- _Work to complete_
From the data that follows, report how many lines hold the string "判断直线与椭圆的位置关系", giving only the number.

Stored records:
##########
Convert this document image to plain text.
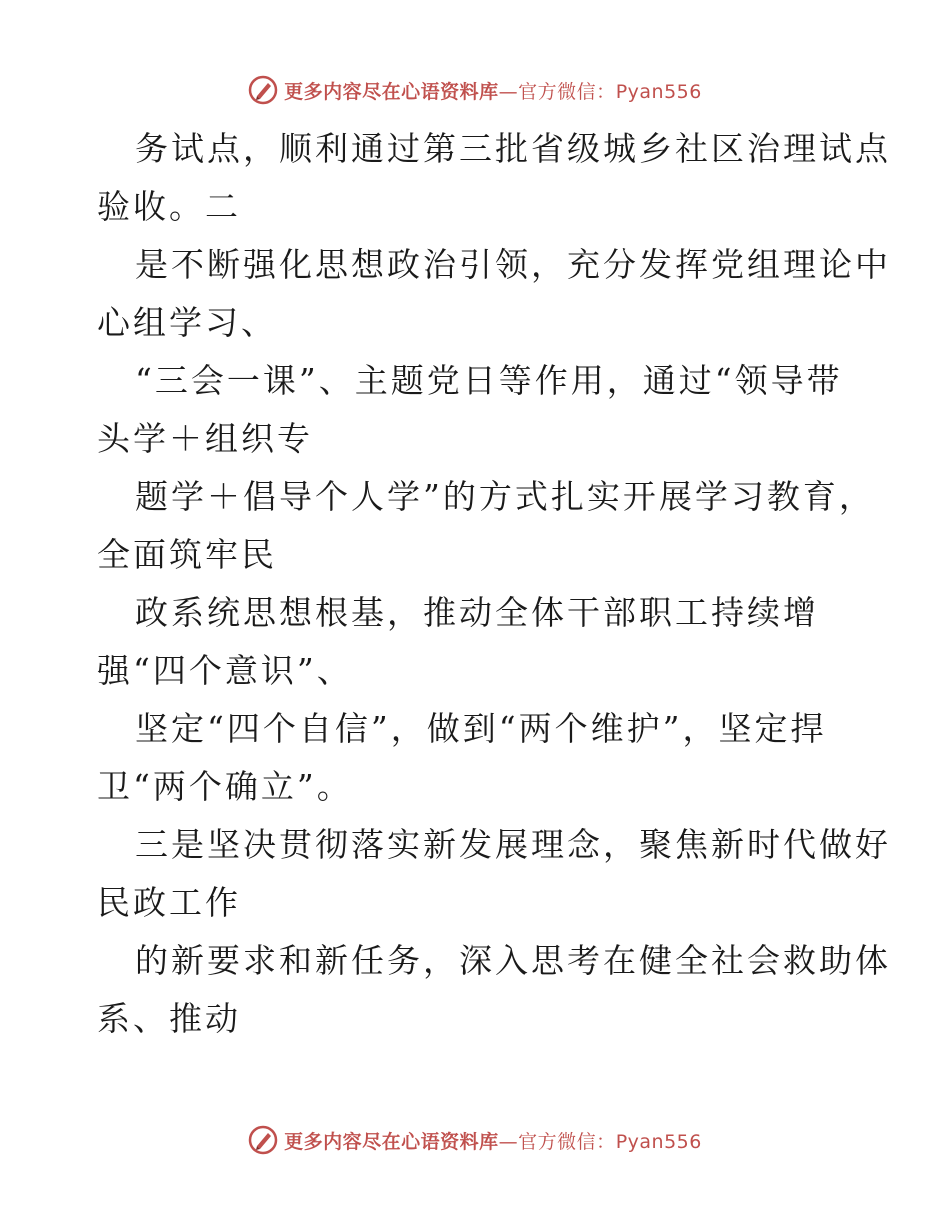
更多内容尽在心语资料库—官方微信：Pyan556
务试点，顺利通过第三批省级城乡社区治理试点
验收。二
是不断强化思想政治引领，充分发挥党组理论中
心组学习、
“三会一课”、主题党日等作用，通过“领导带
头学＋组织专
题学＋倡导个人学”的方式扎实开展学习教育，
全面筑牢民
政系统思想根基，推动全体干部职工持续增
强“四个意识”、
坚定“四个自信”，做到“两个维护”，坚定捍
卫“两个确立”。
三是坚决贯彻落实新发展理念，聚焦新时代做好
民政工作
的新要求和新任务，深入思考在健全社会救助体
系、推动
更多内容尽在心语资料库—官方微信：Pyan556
##########
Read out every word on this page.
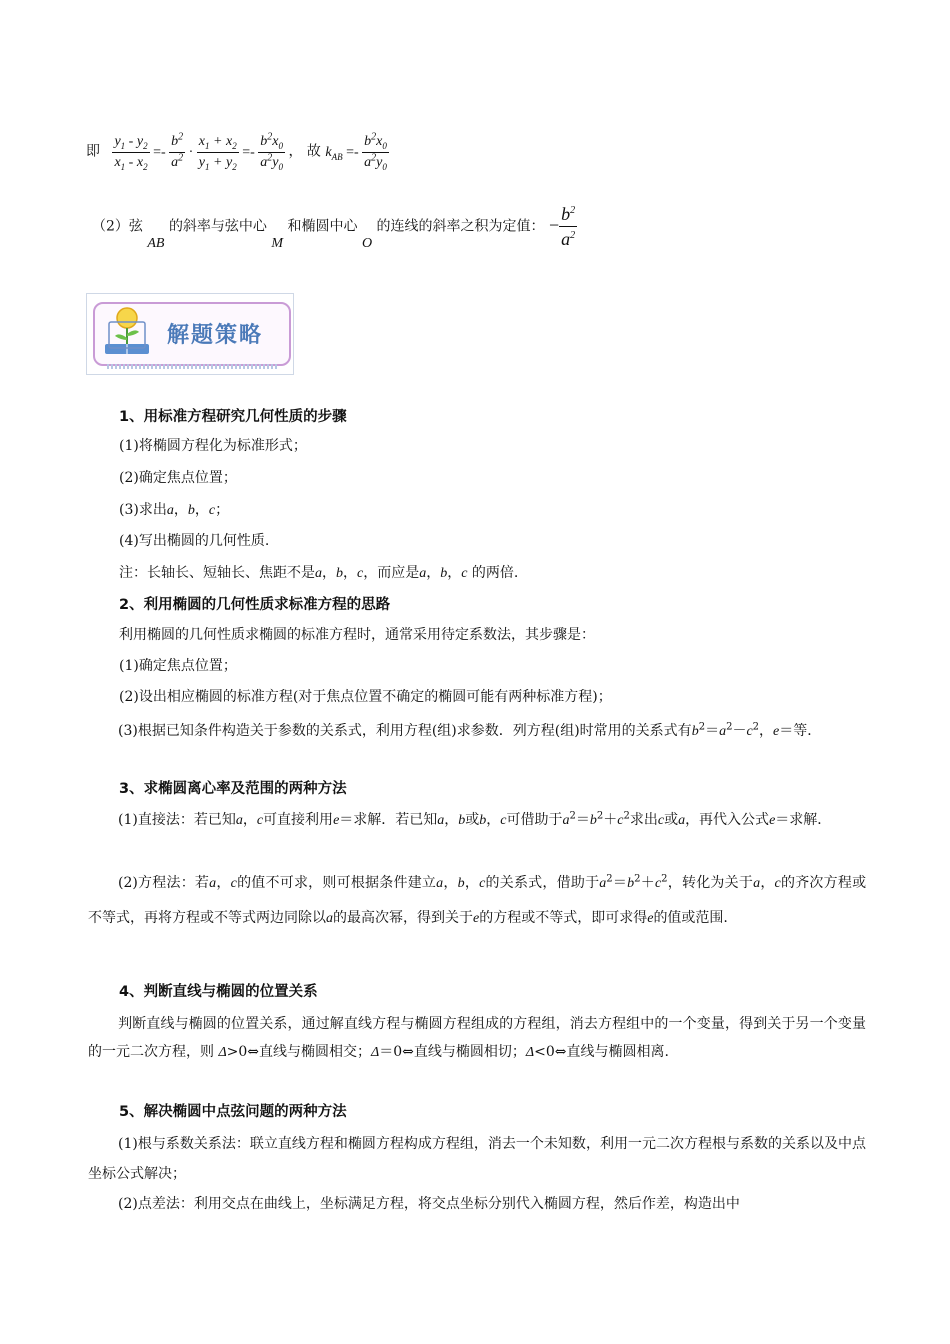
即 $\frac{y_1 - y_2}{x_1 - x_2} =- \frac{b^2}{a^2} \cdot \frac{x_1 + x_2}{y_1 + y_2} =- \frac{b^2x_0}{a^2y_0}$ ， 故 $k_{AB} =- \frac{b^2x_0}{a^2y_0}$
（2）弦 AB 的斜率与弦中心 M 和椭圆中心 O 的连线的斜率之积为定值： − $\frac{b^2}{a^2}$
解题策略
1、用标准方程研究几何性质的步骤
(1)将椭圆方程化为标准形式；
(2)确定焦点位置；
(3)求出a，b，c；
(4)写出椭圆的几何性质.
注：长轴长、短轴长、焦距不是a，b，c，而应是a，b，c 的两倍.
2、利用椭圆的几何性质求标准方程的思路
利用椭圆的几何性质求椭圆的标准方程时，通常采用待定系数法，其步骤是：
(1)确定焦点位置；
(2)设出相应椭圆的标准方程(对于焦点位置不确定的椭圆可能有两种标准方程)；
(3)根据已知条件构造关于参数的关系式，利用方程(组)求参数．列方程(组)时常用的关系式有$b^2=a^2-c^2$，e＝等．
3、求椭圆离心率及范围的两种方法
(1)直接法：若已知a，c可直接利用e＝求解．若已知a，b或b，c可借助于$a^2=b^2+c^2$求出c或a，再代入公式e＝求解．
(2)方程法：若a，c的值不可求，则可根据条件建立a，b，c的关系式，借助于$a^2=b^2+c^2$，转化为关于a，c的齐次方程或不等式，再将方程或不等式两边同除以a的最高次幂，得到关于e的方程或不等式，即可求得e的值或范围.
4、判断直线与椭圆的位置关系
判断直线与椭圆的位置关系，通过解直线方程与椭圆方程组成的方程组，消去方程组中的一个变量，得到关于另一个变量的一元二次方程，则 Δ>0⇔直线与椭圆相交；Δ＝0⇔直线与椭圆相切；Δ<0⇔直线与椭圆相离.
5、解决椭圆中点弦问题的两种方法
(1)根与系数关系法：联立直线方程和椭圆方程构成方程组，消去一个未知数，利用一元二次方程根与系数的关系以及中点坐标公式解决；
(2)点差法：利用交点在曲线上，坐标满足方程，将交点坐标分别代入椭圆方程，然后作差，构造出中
##########
- _The output_
2